Dataset rows of page text

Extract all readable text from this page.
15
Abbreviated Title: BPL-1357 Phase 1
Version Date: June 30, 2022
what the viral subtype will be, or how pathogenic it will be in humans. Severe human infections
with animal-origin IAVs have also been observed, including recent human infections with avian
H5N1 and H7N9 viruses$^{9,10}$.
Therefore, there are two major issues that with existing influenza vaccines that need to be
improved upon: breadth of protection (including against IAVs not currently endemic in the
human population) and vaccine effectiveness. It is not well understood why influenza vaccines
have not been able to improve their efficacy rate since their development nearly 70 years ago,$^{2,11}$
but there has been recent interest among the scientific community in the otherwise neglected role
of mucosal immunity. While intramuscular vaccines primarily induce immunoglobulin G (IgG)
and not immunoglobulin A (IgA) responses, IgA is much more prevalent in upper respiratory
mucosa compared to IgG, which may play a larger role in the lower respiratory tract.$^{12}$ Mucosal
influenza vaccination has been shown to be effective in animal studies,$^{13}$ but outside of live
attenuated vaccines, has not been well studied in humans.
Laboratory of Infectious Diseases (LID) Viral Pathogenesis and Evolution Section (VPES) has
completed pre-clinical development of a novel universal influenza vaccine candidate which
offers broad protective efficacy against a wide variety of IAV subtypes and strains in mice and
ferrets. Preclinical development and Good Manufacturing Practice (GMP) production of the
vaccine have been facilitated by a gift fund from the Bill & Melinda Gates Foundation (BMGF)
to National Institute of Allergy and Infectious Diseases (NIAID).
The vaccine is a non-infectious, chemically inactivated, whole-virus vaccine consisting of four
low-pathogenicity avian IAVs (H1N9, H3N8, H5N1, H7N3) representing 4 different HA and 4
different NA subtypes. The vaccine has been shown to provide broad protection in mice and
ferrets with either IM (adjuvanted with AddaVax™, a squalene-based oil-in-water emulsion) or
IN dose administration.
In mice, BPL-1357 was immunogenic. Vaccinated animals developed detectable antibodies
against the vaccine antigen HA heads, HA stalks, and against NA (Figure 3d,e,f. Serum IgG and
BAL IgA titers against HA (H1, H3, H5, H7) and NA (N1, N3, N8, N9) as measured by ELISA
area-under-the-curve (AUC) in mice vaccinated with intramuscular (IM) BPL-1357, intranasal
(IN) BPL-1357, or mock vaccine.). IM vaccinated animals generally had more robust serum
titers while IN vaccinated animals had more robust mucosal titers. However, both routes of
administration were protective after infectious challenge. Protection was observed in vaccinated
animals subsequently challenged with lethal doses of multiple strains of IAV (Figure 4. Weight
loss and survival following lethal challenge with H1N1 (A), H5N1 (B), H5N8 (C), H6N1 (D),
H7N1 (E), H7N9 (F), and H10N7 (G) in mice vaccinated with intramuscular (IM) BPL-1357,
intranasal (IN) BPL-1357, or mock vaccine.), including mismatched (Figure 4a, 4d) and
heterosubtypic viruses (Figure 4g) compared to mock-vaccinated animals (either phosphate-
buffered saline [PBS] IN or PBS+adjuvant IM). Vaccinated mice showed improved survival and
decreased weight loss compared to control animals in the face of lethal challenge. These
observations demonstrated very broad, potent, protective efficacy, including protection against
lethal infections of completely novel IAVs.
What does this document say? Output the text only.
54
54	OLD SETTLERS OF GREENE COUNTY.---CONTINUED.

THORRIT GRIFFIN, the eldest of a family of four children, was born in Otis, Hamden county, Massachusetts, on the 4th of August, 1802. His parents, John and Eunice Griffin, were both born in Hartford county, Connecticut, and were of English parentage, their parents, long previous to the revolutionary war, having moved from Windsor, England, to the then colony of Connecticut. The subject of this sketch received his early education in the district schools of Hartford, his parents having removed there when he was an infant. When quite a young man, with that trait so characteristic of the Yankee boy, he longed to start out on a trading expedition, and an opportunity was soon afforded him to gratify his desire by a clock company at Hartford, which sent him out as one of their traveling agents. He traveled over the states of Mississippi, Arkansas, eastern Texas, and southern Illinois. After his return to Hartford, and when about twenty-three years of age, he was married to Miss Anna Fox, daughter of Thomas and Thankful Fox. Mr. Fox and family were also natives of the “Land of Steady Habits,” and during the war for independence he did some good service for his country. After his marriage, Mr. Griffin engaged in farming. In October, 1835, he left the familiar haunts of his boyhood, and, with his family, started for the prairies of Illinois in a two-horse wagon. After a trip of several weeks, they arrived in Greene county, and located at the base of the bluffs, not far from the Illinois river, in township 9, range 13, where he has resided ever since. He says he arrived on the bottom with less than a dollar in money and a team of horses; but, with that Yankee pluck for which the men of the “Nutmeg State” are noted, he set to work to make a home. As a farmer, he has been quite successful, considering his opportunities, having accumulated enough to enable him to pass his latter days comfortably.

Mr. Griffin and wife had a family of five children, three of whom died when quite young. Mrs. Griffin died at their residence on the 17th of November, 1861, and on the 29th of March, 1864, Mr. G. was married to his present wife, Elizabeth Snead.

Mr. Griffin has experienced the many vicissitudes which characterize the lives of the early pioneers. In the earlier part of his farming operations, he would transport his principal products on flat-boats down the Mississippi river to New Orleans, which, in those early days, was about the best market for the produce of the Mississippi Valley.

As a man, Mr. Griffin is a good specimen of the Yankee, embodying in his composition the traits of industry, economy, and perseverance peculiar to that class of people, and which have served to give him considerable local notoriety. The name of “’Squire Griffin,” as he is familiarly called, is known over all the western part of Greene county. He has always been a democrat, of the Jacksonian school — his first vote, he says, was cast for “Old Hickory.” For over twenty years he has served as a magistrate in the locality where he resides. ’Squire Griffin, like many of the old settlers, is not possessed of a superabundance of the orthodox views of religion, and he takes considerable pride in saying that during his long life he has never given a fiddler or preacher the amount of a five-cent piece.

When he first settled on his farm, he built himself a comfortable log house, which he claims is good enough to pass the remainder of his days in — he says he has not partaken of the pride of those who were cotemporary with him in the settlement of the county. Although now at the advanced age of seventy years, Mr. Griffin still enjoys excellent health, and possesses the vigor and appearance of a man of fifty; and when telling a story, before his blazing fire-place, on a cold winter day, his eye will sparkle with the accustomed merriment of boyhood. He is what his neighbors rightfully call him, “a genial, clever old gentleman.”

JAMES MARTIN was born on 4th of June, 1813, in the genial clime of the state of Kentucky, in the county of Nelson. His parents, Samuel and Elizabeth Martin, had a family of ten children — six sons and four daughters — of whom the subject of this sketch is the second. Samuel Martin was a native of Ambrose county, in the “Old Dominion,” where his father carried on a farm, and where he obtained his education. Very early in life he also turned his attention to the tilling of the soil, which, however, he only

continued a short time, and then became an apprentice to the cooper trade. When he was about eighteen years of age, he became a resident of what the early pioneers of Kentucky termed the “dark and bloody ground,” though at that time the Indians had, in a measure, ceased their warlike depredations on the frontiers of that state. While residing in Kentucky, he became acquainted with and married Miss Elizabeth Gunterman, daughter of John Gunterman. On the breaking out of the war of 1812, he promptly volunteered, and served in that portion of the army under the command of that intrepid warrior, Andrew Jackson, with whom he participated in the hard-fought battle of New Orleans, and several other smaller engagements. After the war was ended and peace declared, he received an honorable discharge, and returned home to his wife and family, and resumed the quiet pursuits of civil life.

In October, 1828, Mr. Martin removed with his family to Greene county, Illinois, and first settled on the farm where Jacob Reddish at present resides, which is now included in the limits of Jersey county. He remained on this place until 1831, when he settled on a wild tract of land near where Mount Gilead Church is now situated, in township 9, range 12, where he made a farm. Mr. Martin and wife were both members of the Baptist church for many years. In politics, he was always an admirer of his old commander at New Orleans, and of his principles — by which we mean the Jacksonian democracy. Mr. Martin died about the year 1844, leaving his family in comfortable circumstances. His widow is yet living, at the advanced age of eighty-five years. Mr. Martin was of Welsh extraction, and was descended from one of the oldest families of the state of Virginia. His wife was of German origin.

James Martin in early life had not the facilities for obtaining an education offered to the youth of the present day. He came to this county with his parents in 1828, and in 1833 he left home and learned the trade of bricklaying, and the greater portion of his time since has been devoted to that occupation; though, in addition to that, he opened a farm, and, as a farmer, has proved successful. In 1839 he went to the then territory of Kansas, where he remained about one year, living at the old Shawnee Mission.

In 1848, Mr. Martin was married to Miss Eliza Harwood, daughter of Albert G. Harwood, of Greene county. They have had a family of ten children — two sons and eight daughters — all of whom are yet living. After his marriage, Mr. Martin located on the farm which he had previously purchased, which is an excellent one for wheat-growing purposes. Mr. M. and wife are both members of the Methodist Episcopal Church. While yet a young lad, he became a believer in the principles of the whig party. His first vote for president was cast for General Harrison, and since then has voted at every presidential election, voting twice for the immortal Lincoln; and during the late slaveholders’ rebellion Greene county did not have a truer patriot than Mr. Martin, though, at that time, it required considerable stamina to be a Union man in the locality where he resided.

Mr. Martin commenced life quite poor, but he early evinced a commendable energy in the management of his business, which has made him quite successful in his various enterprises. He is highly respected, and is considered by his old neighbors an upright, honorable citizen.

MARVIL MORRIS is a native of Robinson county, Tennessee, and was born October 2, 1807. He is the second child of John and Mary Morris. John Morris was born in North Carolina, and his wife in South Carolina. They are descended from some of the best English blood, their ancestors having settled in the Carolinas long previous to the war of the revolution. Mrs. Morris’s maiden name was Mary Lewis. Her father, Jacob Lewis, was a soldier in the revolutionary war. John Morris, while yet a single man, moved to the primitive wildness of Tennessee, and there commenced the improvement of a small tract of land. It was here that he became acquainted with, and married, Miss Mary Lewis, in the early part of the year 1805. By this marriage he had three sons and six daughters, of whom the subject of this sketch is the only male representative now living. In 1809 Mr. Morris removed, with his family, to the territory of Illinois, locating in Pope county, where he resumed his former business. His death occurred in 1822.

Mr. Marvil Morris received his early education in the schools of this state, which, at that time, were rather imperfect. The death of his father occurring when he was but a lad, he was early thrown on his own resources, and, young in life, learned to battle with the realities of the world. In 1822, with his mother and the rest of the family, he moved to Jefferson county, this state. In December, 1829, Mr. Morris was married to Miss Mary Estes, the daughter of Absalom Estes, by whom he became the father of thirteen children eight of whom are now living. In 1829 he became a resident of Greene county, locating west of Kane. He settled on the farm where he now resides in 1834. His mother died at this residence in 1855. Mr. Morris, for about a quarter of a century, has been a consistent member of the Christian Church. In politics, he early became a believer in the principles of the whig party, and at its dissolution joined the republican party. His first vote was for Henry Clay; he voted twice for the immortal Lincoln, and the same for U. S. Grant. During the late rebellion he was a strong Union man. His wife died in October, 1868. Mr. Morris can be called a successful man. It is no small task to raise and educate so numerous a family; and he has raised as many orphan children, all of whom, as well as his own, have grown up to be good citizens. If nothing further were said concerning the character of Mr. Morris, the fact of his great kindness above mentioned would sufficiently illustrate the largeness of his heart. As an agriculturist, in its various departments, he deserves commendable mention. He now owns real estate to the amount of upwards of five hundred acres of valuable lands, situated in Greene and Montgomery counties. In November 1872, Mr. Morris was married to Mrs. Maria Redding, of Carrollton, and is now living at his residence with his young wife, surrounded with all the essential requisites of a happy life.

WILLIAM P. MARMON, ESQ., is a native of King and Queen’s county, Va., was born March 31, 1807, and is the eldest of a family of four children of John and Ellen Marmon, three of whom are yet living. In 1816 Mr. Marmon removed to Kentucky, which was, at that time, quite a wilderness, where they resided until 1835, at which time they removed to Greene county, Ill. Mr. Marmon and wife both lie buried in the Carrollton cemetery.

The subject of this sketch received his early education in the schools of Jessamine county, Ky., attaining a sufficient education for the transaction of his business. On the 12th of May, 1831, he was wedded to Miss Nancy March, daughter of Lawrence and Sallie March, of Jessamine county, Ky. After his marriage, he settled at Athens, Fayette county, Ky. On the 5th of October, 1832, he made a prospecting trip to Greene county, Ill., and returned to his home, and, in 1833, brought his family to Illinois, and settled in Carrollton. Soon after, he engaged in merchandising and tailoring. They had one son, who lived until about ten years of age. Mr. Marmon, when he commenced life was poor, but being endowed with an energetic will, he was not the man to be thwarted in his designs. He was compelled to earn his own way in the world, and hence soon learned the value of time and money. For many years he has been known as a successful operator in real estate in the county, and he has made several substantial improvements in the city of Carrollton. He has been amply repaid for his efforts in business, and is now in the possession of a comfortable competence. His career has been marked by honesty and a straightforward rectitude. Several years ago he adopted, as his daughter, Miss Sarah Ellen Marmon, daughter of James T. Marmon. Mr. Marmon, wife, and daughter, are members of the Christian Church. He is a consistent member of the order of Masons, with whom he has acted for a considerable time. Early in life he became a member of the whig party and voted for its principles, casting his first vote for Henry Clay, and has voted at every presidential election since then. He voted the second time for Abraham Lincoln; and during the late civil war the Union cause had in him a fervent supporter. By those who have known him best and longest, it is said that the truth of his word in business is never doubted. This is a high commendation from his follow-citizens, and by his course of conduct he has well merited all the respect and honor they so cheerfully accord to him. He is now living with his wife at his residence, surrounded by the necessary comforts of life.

What this task involves: Check how many lines in the entries contain "lethal", and reply with that number alone.

Response: 4